Data records »
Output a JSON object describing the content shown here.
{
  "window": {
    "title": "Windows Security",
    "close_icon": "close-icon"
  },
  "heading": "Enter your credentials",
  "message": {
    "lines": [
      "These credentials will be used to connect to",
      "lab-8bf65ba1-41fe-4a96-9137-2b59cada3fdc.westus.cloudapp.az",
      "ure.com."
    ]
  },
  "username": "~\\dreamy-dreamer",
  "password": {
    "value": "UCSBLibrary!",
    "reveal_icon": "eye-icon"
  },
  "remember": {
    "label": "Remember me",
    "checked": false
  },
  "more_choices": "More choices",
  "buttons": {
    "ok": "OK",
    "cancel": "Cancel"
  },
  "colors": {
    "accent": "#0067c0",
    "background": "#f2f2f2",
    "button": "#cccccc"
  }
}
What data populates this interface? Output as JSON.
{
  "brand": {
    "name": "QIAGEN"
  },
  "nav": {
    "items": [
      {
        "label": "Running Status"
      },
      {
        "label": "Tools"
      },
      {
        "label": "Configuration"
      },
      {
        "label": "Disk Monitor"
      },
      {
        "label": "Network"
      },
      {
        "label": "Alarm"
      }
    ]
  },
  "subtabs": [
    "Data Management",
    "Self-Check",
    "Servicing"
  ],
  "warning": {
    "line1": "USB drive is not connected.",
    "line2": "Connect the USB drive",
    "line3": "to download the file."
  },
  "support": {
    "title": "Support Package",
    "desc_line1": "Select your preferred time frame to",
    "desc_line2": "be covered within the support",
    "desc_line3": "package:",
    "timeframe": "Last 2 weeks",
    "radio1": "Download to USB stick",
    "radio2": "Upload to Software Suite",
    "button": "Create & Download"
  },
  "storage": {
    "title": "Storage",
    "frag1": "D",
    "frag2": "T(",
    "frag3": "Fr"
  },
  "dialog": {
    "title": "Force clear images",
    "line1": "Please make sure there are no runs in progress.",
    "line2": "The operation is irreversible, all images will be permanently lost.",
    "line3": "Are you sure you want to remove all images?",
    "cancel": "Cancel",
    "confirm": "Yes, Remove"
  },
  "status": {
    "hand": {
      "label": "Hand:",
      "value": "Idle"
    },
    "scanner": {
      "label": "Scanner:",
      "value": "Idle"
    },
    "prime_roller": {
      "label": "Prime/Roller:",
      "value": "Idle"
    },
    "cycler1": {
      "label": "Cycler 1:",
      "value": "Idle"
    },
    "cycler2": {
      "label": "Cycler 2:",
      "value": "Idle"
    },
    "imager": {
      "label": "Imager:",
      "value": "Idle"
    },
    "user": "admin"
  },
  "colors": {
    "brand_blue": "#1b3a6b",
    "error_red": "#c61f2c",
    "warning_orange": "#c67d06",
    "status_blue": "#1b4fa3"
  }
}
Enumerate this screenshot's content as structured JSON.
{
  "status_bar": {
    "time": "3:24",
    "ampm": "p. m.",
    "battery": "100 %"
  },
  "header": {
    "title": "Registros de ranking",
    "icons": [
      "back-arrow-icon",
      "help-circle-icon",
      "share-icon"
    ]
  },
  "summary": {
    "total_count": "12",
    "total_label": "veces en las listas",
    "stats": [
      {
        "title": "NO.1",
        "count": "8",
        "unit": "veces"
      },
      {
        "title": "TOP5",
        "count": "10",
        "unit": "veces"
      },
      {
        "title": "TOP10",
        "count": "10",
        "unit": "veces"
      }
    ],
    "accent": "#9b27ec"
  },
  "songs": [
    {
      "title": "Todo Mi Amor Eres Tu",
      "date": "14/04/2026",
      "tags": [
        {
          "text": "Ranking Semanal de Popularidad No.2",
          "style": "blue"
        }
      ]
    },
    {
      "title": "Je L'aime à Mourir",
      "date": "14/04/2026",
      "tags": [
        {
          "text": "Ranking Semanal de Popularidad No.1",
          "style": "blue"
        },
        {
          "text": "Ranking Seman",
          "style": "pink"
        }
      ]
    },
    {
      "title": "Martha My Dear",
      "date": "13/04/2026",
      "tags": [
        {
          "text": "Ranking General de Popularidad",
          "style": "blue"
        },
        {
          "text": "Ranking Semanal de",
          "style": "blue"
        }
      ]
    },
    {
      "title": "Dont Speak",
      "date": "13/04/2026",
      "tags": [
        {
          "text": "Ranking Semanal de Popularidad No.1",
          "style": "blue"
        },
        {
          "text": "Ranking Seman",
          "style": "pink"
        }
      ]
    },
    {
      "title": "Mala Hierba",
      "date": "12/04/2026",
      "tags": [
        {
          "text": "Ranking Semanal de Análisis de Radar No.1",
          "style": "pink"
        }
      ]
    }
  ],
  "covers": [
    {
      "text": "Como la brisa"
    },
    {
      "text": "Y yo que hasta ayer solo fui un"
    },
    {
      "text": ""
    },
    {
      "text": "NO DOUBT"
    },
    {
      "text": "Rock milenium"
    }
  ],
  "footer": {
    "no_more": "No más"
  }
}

TASK BRIEF » Reproduce the material in full, with no word added or dropped.

OUTPUT FOR THIS TASK »
Output a JSON object describing the content shown here.
{
  "window": {
    "title": "Windows Security",
    "close_icon": "close-icon"
  },
  "heading": "Enter your credentials",
  "message": {
    "lines": [
      "These credentials will be used to connect to",
      "lab-8bf65ba1-41fe-4a96-9137-2b59cada3fdc.westus.cloudapp.az",
      "ure.com."
    ]
  },
  "username": "~\\dreamy-dreamer",
  "password": {
    "value": "UCSBLibrary!",
    "reveal_icon": "eye-icon"
  },
  "remember": {
    "label": "Remember me",
    "checked": false
  },
  "more_choices": "More choices",
  "buttons": {
    "ok": "OK",
    "cancel": "Cancel"
  },
  "colors": {
    "accent": "#0067c0",
    "background": "#f2f2f2",
    "button": "#cccccc"
  }
}
What data populates this interface? Output as JSON.
{
  "brand": {
    "name": "QIAGEN"
  },
  "nav": {
    "items": [
      {
        "label": "Running Status"
      },
      {
        "label": "Tools"
      },
      {
        "label": "Configuration"
      },
      {
        "label": "Disk Monitor"
      },
      {
        "label": "Network"
      },
      {
        "label": "Alarm"
      }
    ]
  },
  "subtabs": [
    "Data Management",
    "Self-Check",
    "Servicing"
  ],
  "warning": {
    "line1": "USB drive is not connected.",
    "line2": "Connect the USB drive",
    "line3": "to download the file."
  },
  "support": {
    "title": "Support Package",
    "desc_line1": "Select your preferred time frame to",
    "desc_line2": "be covered within the support",
    "desc_line3": "package:",
    "timeframe": "Last 2 weeks",
    "radio1": "Download to USB stick",
    "radio2": "Upload to Software Suite",
    "button": "Create & Download"
  },
  "storage": {
    "title": "Storage",
    "frag1": "D",
    "frag2": "T(",
    "frag3": "Fr"
  },
  "dialog": {
    "title": "Force clear images",
    "line1": "Please make sure there are no runs in progress.",
    "line2": "The operation is irreversible, all images will be permanently lost.",
    "line3": "Are you sure you want to remove all images?",
    "cancel": "Cancel",
    "confirm": "Yes, Remove"
  },
  "status": {
    "hand": {
      "label": "Hand:",
      "value": "Idle"
    },
    "scanner": {
      "label": "Scanner:",
      "value": "Idle"
    },
    "prime_roller": {
      "label": "Prime/Roller:",
      "value": "Idle"
    },
    "cycler1": {
      "label": "Cycler 1:",
      "value": "Idle"
    },
    "cycler2": {
      "label": "Cycler 2:",
      "value": "Idle"
    },
    "imager": {
      "label": "Imager:",
      "value": "Idle"
    },
    "user": "admin"
  },
  "colors": {
    "brand_blue": "#1b3a6b",
    "error_red": "#c61f2c",
    "warning_orange": "#c67d06",
    "status_blue": "#1b4fa3"
  }
}
Enumerate this screenshot's content as structured JSON.
{
  "status_bar": {
    "time": "3:24",
    "ampm": "p. m.",
    "battery": "100 %"
  },
  "header": {
    "title": "Registros de ranking",
    "icons": [
      "back-arrow-icon",
      "help-circle-icon",
      "share-icon"
    ]
  },
  "summary": {
    "total_count": "12",
    "total_label": "veces en las listas",
    "stats": [
      {
        "title": "NO.1",
        "count": "8",
        "unit": "veces"
      },
      {
        "title": "TOP5",
        "count": "10",
        "unit": "veces"
      },
      {
        "title": "TOP10",
        "count": "10",
        "unit": "veces"
      }
    ],
    "accent": "#9b27ec"
  },
  "songs": [
    {
      "title": "Todo Mi Amor Eres Tu",
      "date": "14/04/2026",
      "tags": [
        {
          "text": "Ranking Semanal de Popularidad No.2",
          "style": "blue"
        }
      ]
    },
    {
      "title": "Je L'aime à Mourir",
      "date": "14/04/2026",
      "tags": [
        {
          "text": "Ranking Semanal de Popularidad No.1",
          "style": "blue"
        },
        {
          "text": "Ranking Seman",
          "style": "pink"
        }
      ]
    },
    {
      "title": "Martha My Dear",
      "date": "13/04/2026",
      "tags": [
        {
          "text": "Ranking General de Popularidad",
          "style": "blue"
        },
        {
          "text": "Ranking Semanal de",
          "style": "blue"
        }
      ]
    },
    {
      "title": "Dont Speak",
      "date": "13/04/2026",
      "tags": [
        {
          "text": "Ranking Semanal de Popularidad No.1",
          "style": "blue"
        },
        {
          "text": "Ranking Seman",
          "style": "pink"
        }
      ]
    },
    {
      "title": "Mala Hierba",
      "date": "12/04/2026",
      "tags": [
        {
          "text": "Ranking Semanal de Análisis de Radar No.1",
          "style": "pink"
        }
      ]
    }
  ],
  "covers": [
    {
      "text": "Como la brisa"
    },
    {
      "text": "Y yo que hasta ayer solo fui un"
    },
    {
      "text": ""
    },
    {
      "text": "NO DOUBT"
    },
    {
      "text": "Rock milenium"
    }
  ],
  "footer": {
    "no_more": "No más"
  }
}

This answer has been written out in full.